Given request
Check each line below for the word "this" and give the number of lines that have it, nothing more.

---*---

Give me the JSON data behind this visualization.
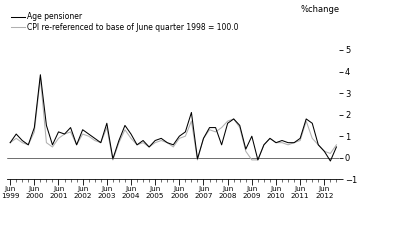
{
  "legend_labels": [
    "Age pensioner",
    "CPI re-referenced to base of June quarter 1998 = 100.0"
  ],
  "legend_colors": [
    "#000000",
    "#b0b0b0"
  ],
  "ylabel": "%change",
  "ylim": [
    -1,
    5
  ],
  "yticks": [
    -1,
    0,
    1,
    2,
    3,
    4,
    5
  ],
  "x_tick_labels": [
    "Jun\n1999",
    "Jun\n2000",
    "Jun\n2001",
    "Jun\n2002",
    "Jun\n2003",
    "Jun\n2004",
    "Jun\n2005",
    "Jun\n2006",
    "Jun\n2007",
    "Jun\n2008",
    "Jun\n2009",
    "Jun\n2010",
    "Jun\n2011",
    "Jun\n2012"
  ],
  "age_pensioner": [
    0.7,
    1.1,
    0.8,
    0.6,
    1.4,
    3.85,
    1.5,
    0.6,
    1.2,
    1.1,
    1.4,
    0.6,
    1.3,
    1.1,
    0.9,
    0.7,
    1.6,
    -0.05,
    0.8,
    1.5,
    1.1,
    0.6,
    0.8,
    0.5,
    0.8,
    0.9,
    0.7,
    0.6,
    1.0,
    1.2,
    2.1,
    -0.05,
    0.9,
    1.4,
    1.4,
    0.6,
    1.6,
    1.8,
    1.5,
    0.4,
    1.0,
    -0.1,
    0.6,
    0.9,
    0.7,
    0.8,
    0.7,
    0.7,
    0.9,
    1.8,
    1.6,
    0.6,
    0.3,
    -0.15,
    0.5
  ],
  "cpi": [
    0.7,
    0.9,
    0.7,
    0.6,
    1.2,
    3.7,
    0.7,
    0.5,
    0.9,
    1.1,
    1.2,
    0.6,
    1.1,
    1.0,
    0.8,
    0.7,
    1.4,
    -0.1,
    0.7,
    1.3,
    0.9,
    0.6,
    0.7,
    0.5,
    0.7,
    0.8,
    0.7,
    0.5,
    0.9,
    1.0,
    1.7,
    -0.1,
    0.9,
    1.3,
    1.2,
    1.4,
    1.7,
    1.8,
    1.4,
    0.3,
    -0.1,
    -0.1,
    0.6,
    0.9,
    0.7,
    0.7,
    0.6,
    0.7,
    0.8,
    1.7,
    0.9,
    0.6,
    0.3,
    0.2,
    0.6
  ],
  "line_color_pensioner": "#000000",
  "line_color_cpi": "#b0b0b0",
  "line_width": 0.75,
  "background_color": "#ffffff",
  "n_quarters": 55
}
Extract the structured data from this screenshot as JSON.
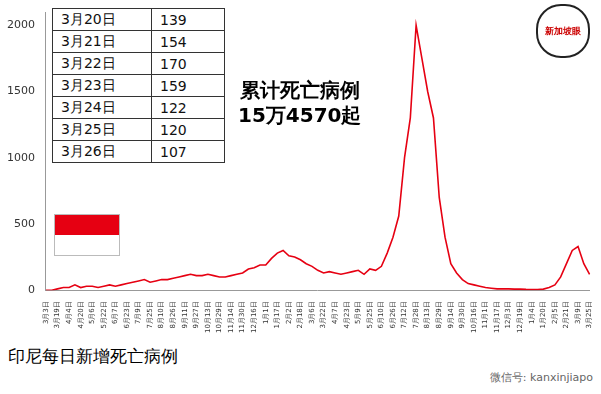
{
  "chart_data": {
    "type": "line",
    "title": "印尼每日新增死亡病例",
    "annotations": [
      "累计死亡病例",
      "15万4570起"
    ],
    "categories": [
      "3月3日",
      null,
      "3月19日",
      null,
      "4月4日",
      null,
      "4月20日",
      null,
      "5月6日",
      null,
      "5月22日",
      null,
      "6月7日",
      null,
      "6月23日",
      null,
      "7月9日",
      null,
      "7月25日",
      null,
      "8月10日",
      null,
      "8月26日",
      null,
      "9月11日",
      null,
      "9月27日",
      null,
      "10月13日",
      null,
      "10月29日",
      null,
      "11月14日",
      null,
      "11月30日",
      null,
      "12月16日",
      null,
      "1月1日",
      null,
      "1月17日",
      null,
      "2月2日",
      null,
      "2月18日",
      null,
      "3月6日",
      null,
      "3月22日",
      null,
      "4月7日",
      null,
      "4月23日",
      null,
      "5月9日",
      null,
      "5月25日",
      null,
      "6月10日",
      null,
      "6月26日",
      null,
      "7月12日",
      null,
      "7月28日",
      null,
      "8月13日",
      null,
      "8月29日",
      null,
      "9月14日",
      null,
      "9月30日",
      null,
      "10月16日",
      null,
      "11月1日",
      null,
      "11月17日",
      null,
      "12月3日",
      null,
      "12月19日",
      null,
      "1月4日",
      null,
      "1月20日",
      null,
      "2月5日",
      null,
      "2月21日",
      null,
      "3月9日",
      null,
      "3月25日"
    ],
    "values": [
      0,
      0,
      10,
      20,
      20,
      40,
      20,
      30,
      30,
      20,
      30,
      40,
      30,
      40,
      50,
      60,
      70,
      80,
      60,
      70,
      80,
      80,
      90,
      100,
      110,
      120,
      110,
      110,
      120,
      110,
      100,
      100,
      110,
      120,
      130,
      160,
      170,
      190,
      190,
      240,
      280,
      300,
      260,
      250,
      230,
      200,
      180,
      150,
      130,
      140,
      130,
      120,
      130,
      140,
      150,
      120,
      160,
      150,
      180,
      280,
      400,
      560,
      1000,
      1300,
      2000,
      1750,
      1500,
      1300,
      700,
      400,
      200,
      130,
      80,
      50,
      40,
      30,
      20,
      15,
      10,
      10,
      10,
      8,
      8,
      6,
      5,
      5,
      8,
      20,
      40,
      100,
      200,
      300,
      330,
      200,
      120
    ],
    "color": "#e60012",
    "ylim": [
      0,
      2100
    ],
    "yticks": [
      0,
      500,
      1000,
      1500,
      2000
    ],
    "grid": false
  },
  "table": {
    "rows": [
      [
        "3月20日",
        139
      ],
      [
        "3月21日",
        154
      ],
      [
        "3月22日",
        170
      ],
      [
        "3月23日",
        159
      ],
      [
        "3月24日",
        122
      ],
      [
        "3月25日",
        120
      ],
      [
        "3月26日",
        107
      ]
    ]
  },
  "logo": "新加坡眼",
  "watermark": "微信号: kanxinjiapo"
}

---*---

Reply
2